Aim: Work through the data line by line, gathering every line that has the word "this".

Supplied material:
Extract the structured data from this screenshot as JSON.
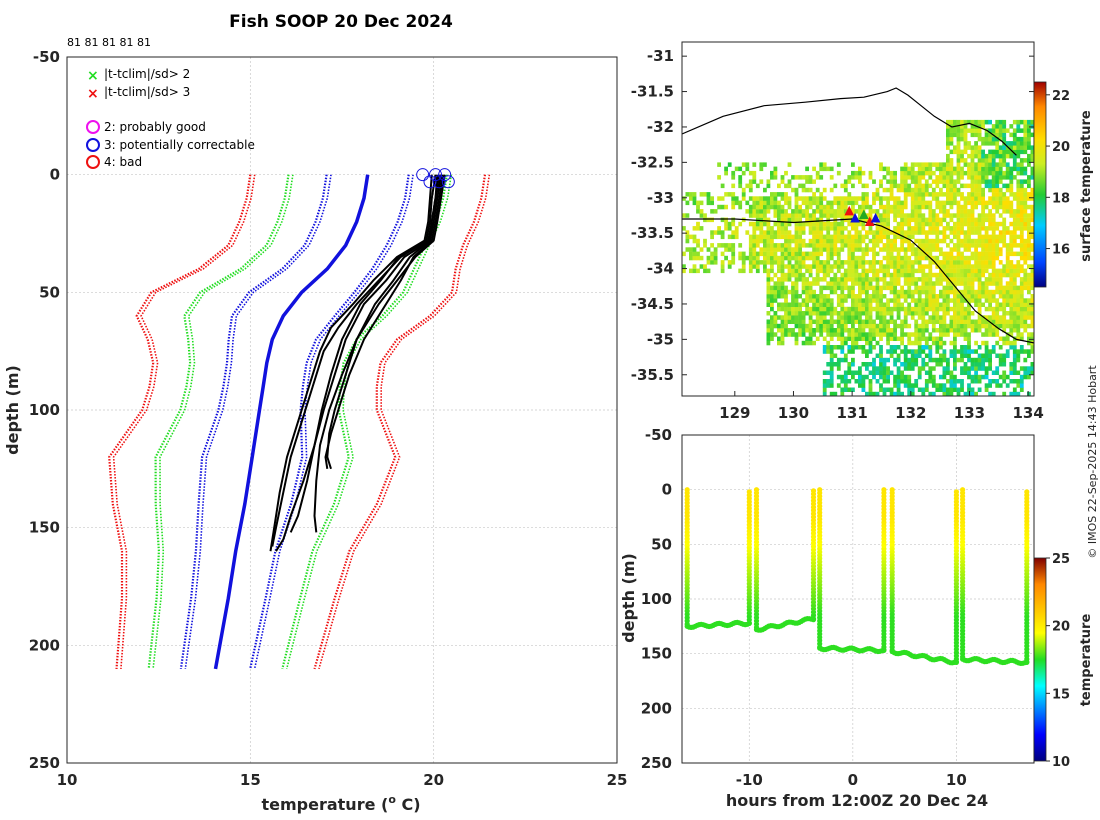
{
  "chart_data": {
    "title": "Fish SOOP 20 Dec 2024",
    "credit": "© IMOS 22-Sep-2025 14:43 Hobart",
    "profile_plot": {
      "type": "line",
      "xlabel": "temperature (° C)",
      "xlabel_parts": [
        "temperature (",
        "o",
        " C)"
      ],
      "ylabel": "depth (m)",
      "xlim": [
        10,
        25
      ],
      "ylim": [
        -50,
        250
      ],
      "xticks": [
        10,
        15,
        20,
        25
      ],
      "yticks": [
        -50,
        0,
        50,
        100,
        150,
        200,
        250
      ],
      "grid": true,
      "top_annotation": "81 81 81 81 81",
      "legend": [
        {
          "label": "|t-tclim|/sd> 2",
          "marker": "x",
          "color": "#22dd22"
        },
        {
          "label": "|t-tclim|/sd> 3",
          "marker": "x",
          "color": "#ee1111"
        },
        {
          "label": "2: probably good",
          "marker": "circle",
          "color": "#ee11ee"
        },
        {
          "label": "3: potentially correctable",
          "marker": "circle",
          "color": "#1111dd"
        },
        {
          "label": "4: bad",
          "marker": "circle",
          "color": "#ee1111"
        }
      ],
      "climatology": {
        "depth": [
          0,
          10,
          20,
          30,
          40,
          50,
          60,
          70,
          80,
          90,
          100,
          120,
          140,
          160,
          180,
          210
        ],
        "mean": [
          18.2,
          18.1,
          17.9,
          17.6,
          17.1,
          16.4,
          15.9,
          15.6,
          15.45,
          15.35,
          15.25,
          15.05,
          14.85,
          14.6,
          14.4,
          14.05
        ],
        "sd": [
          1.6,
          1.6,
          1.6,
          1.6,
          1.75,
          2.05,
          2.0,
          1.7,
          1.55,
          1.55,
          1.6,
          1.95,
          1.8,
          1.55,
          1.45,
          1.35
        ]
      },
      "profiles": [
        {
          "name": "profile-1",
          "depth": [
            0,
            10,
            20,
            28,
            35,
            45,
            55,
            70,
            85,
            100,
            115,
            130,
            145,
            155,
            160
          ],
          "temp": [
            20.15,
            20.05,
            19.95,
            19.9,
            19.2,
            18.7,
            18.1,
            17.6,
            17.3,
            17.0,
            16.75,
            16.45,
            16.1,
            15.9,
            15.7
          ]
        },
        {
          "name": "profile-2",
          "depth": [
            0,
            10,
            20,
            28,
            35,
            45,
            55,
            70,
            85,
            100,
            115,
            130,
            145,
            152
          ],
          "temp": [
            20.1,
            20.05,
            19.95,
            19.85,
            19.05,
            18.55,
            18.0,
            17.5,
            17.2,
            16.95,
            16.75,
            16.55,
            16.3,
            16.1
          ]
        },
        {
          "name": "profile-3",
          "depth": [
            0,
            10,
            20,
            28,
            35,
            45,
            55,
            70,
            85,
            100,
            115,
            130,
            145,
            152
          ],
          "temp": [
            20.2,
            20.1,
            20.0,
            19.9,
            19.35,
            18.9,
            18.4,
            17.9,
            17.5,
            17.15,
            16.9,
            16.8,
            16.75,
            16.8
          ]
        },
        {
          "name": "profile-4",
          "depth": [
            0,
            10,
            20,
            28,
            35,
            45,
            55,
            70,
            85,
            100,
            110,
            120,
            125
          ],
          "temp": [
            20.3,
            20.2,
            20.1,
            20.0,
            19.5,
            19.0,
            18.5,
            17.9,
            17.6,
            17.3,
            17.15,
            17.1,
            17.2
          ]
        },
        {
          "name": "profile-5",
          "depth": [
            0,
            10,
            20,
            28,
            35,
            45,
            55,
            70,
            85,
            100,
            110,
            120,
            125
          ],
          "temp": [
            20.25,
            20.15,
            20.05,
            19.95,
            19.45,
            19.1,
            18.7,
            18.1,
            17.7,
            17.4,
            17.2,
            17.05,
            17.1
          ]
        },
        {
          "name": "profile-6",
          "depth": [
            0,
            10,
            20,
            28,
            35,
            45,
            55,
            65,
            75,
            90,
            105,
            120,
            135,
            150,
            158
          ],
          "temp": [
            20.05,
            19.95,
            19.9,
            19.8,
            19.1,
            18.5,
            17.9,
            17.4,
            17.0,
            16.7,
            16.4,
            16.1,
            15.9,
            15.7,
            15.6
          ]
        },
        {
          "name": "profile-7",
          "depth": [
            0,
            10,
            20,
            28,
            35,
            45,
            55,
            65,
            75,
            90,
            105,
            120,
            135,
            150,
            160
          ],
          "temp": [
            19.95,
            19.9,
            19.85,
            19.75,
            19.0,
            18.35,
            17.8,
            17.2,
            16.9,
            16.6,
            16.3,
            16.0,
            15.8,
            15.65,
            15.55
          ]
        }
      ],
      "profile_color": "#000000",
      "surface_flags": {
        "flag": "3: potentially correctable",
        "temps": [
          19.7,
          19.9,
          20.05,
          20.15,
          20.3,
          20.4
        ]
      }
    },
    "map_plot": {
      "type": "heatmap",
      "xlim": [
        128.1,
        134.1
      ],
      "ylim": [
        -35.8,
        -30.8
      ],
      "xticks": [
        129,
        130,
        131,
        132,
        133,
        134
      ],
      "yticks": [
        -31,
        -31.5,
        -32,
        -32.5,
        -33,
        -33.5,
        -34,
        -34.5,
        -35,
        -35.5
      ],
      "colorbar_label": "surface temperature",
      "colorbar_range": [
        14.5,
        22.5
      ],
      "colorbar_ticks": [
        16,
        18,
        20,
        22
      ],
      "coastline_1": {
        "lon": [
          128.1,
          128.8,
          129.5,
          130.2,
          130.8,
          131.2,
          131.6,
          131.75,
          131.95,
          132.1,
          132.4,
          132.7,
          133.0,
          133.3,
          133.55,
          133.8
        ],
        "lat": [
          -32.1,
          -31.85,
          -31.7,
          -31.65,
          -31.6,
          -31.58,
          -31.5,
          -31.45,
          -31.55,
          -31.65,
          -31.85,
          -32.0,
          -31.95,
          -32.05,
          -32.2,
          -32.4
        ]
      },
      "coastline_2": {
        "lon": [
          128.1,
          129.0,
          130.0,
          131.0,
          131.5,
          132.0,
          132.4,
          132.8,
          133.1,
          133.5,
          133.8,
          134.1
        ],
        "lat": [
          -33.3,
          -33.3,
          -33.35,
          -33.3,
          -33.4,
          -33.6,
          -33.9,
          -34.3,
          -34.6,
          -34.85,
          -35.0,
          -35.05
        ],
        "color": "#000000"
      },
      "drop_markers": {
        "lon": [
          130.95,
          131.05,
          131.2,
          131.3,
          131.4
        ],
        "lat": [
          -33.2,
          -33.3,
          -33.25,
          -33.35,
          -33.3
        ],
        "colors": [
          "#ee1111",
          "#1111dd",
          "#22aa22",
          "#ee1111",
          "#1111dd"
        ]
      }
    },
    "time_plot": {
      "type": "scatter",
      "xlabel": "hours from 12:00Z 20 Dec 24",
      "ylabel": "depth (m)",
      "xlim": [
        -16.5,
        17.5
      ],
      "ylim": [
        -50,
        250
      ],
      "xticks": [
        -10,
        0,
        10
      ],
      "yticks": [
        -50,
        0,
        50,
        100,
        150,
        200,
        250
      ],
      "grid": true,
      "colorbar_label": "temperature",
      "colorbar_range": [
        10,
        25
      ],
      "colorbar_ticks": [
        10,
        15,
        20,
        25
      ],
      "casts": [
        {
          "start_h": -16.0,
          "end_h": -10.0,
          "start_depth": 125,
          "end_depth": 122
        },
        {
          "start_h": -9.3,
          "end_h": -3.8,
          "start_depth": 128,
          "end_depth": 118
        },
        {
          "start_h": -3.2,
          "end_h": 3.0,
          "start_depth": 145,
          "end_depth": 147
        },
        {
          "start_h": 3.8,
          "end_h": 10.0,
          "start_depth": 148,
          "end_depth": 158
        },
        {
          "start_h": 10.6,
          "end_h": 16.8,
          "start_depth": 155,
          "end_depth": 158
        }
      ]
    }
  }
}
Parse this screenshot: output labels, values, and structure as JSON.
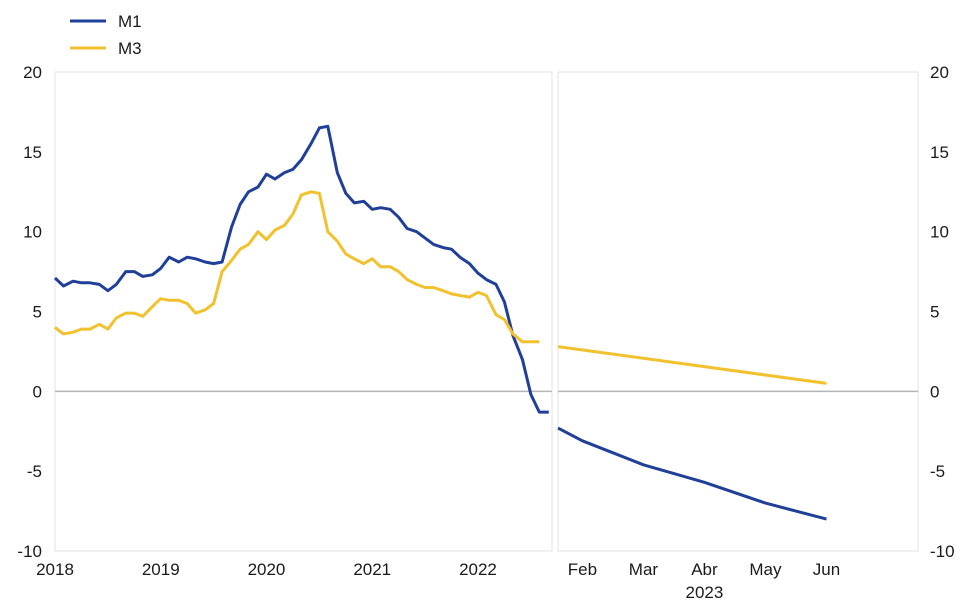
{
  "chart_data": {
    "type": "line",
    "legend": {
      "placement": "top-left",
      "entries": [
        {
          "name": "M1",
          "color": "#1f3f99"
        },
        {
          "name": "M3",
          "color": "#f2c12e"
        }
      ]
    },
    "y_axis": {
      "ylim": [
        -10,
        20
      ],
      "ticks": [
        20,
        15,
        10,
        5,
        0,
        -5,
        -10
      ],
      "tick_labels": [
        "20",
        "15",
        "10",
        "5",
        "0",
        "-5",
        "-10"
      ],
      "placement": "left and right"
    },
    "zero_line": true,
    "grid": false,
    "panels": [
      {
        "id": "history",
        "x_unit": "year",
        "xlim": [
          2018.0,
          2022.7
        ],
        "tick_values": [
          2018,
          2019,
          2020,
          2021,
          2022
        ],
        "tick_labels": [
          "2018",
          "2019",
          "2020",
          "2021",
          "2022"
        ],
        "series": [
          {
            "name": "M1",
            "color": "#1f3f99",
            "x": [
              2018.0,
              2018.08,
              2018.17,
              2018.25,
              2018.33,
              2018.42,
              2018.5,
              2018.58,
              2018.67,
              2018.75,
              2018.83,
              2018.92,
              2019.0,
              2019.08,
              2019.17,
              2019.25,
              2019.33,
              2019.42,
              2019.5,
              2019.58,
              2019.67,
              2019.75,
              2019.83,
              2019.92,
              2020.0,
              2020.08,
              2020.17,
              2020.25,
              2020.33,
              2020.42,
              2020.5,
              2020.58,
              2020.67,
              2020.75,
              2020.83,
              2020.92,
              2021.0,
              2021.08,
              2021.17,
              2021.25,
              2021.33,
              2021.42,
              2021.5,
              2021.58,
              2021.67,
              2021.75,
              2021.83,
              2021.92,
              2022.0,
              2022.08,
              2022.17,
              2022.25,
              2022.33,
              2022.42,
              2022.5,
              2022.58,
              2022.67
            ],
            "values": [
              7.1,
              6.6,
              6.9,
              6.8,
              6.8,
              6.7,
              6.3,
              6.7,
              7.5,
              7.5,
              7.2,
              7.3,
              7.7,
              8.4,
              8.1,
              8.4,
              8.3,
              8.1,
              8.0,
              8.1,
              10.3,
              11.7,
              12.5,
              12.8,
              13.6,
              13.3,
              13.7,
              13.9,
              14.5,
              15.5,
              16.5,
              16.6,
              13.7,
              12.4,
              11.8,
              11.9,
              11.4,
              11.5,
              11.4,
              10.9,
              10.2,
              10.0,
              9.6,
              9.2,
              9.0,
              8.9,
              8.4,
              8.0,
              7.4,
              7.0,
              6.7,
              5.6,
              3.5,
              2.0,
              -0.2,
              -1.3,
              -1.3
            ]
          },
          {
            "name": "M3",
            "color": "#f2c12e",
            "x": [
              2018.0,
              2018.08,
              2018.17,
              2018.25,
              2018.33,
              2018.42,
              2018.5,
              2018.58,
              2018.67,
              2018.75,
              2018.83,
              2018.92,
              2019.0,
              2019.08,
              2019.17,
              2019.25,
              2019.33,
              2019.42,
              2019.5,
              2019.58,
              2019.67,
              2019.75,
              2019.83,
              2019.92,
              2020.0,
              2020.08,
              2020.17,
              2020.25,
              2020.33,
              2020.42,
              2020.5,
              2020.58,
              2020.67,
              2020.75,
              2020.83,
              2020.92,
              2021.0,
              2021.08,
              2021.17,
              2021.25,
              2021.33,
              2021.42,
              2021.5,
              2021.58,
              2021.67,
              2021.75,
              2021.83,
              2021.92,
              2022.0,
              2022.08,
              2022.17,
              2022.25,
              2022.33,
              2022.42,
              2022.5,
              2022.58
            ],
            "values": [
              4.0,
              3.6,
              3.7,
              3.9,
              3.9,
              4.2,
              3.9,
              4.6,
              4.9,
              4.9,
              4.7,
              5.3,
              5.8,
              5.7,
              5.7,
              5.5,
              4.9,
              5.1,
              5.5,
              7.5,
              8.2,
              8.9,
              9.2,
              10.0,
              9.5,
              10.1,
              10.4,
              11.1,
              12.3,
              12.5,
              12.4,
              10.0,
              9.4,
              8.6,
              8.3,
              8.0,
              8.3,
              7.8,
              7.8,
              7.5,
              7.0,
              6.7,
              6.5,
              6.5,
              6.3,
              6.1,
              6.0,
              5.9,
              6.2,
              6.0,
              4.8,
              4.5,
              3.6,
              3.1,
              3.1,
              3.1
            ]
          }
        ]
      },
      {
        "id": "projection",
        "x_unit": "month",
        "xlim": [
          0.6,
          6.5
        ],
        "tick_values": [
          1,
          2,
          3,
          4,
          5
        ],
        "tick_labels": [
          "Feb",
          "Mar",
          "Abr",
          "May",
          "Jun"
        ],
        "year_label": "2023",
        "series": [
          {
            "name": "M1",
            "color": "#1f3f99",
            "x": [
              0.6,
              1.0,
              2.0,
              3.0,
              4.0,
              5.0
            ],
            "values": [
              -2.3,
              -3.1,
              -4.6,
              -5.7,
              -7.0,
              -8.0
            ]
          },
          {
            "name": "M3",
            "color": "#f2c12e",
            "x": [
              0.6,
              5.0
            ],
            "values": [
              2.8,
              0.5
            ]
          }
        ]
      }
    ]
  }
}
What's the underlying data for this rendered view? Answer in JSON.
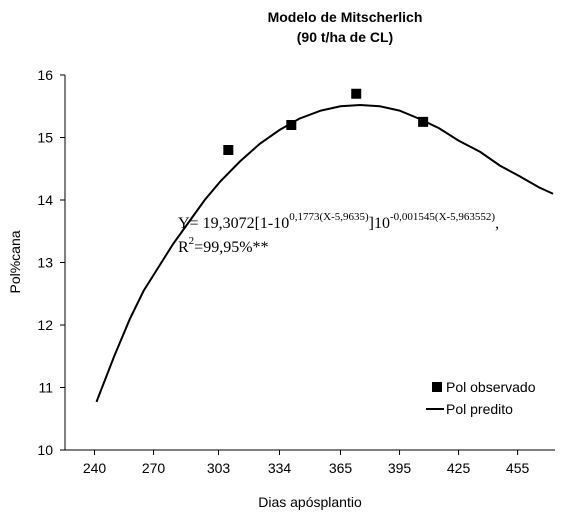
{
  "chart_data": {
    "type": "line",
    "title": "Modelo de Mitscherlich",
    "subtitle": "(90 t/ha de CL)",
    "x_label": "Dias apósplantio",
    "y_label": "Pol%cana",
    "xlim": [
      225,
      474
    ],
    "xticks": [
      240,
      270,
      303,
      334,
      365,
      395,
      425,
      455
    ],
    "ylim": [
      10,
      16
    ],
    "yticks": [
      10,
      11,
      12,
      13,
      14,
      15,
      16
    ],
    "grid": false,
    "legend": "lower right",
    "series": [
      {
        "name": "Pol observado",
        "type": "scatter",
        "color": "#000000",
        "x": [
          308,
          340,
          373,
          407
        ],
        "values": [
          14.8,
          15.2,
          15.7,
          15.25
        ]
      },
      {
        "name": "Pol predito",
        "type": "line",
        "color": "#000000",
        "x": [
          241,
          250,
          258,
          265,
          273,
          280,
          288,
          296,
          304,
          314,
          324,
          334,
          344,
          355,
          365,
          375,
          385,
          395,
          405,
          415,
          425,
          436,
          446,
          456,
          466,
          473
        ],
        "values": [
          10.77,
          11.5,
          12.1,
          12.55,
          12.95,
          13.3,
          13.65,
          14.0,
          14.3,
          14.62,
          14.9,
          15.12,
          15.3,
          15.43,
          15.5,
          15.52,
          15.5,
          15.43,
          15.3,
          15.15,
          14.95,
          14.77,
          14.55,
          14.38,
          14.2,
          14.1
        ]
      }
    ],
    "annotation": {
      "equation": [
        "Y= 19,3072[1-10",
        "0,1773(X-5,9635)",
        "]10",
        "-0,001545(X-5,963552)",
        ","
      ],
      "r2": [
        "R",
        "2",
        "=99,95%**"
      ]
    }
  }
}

Exercise output:
Extract the structured data from this screenshot as JSON.
Parse this screenshot: output labels, values, and structure as JSON.
What's the underlying data for this rendered view? Answer in JSON.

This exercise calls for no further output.